OBJETIVO DEL EJERCICIO ::
Transcribe del texto extraído el fragmento comprendido entre "Y por eso, no" y "a las mujeres.", ambos incluidos.

TEXTO EXTRAÍDO ::
-----

Con la cabeza abierta

No recuerdo cuándo fue, solo que había una luz increíble, que el Sol calentaba. No recuerdo si era invierno o verano, solo que el calor que me recorrió el cuerpo, al verla abrir la puerta del portal, ha acompañado a mi pecho desde entonces.

También me cuesta recordar en qué año fue, por dónde vivíamos, por lo mucho que cambiábamos de casa durante mi infancia, creo que era 2001 o 2002, porque yo por esas fechas tenía unos 9 o 10 años, porque era aquella época de mi infancia en la que Edu y yo éramos inseparables.

Y por eso, no recuerdo si era invierno o verano, no recuerdo qué año era, pero sí recuerdo que eran las cinco de la tarde. Y así, sabiendo que eran las cinco de la tarde y que el Sol calentaba, creo que fue una tarde a principios o finales de verano, cuando yo comprendí que hay hombres que odian a las mujeres.

Sé que eran las cinco de la tarde porque Edu me picaba en el telefonillo prácticamente todas las tardes a la misma hora, a no ser que hubiésemos quedado en otra cosa al cruzarnos en el patio o en el autobús escolar de vuelta a casa. Era maravilloso cuando quedabas, a una hora y en un lugar, y la gente acudía puntual sin excusarse por WhatsApp, ni dejarte en visto ¿No creéis?

-----

MATERIAL EXTRAÍDO ::
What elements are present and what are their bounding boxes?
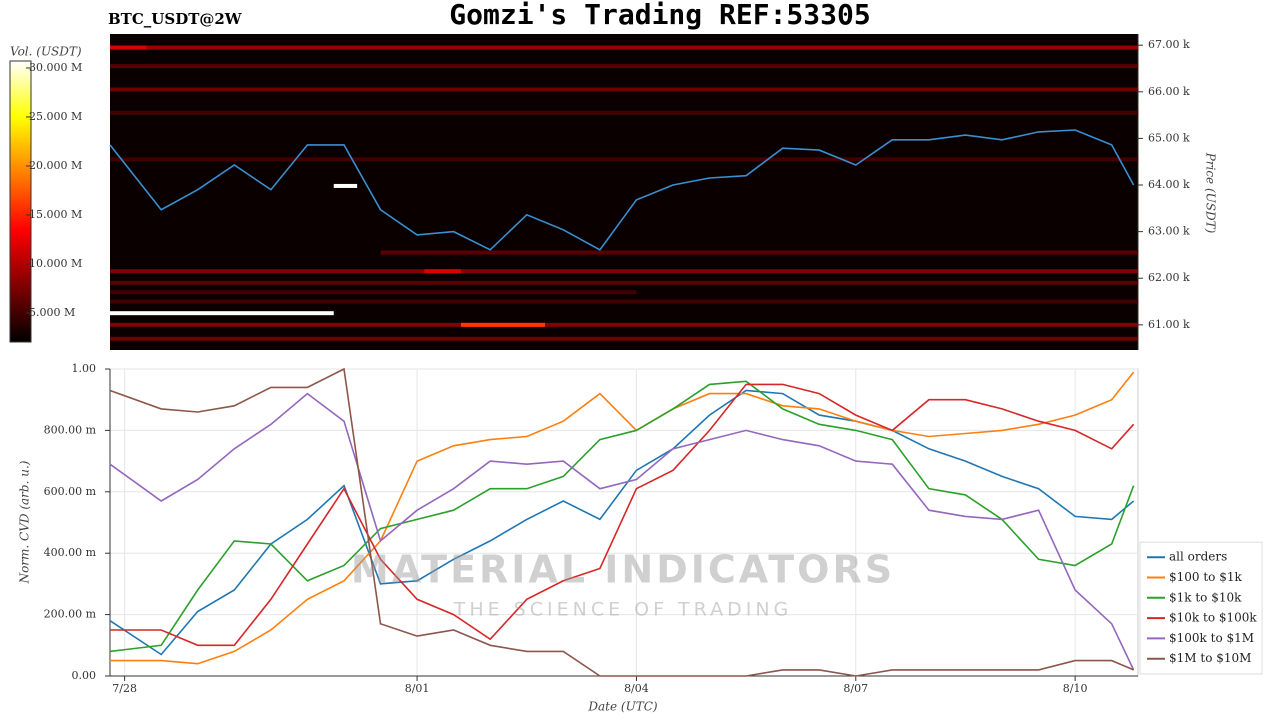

-----

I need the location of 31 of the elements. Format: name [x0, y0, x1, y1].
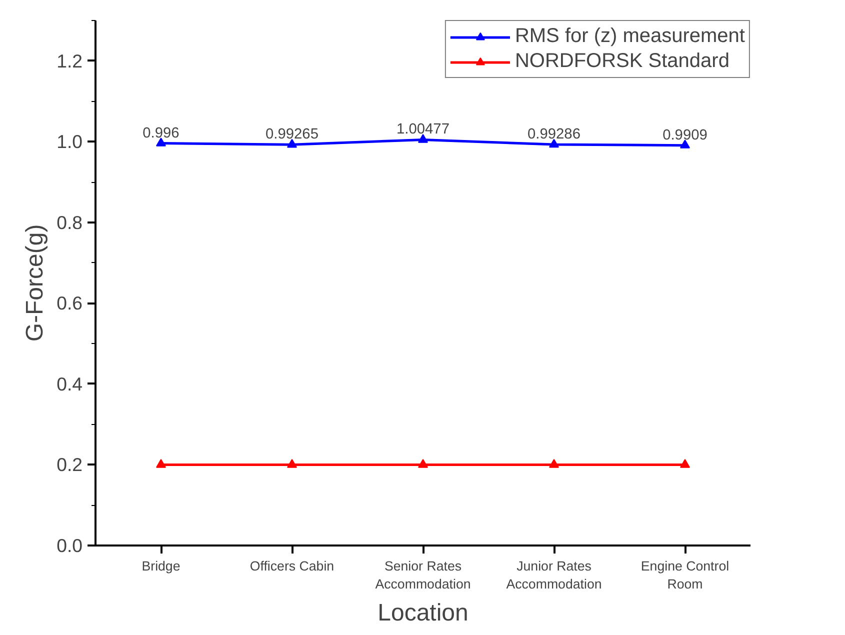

-----

RESPUESTA RESUELTA ::
Y por eso, no recuerdo si era invierno o verano, no recuerdo qué año era, pero sí recuerdo que eran las cinco de la tarde. Y así, sabiendo que eran las cinco de la tarde y que el Sol calentaba, creo que fue una tarde a principios o finales de verano, cuando yo comprendí que hay hombres que odian a las mujeres.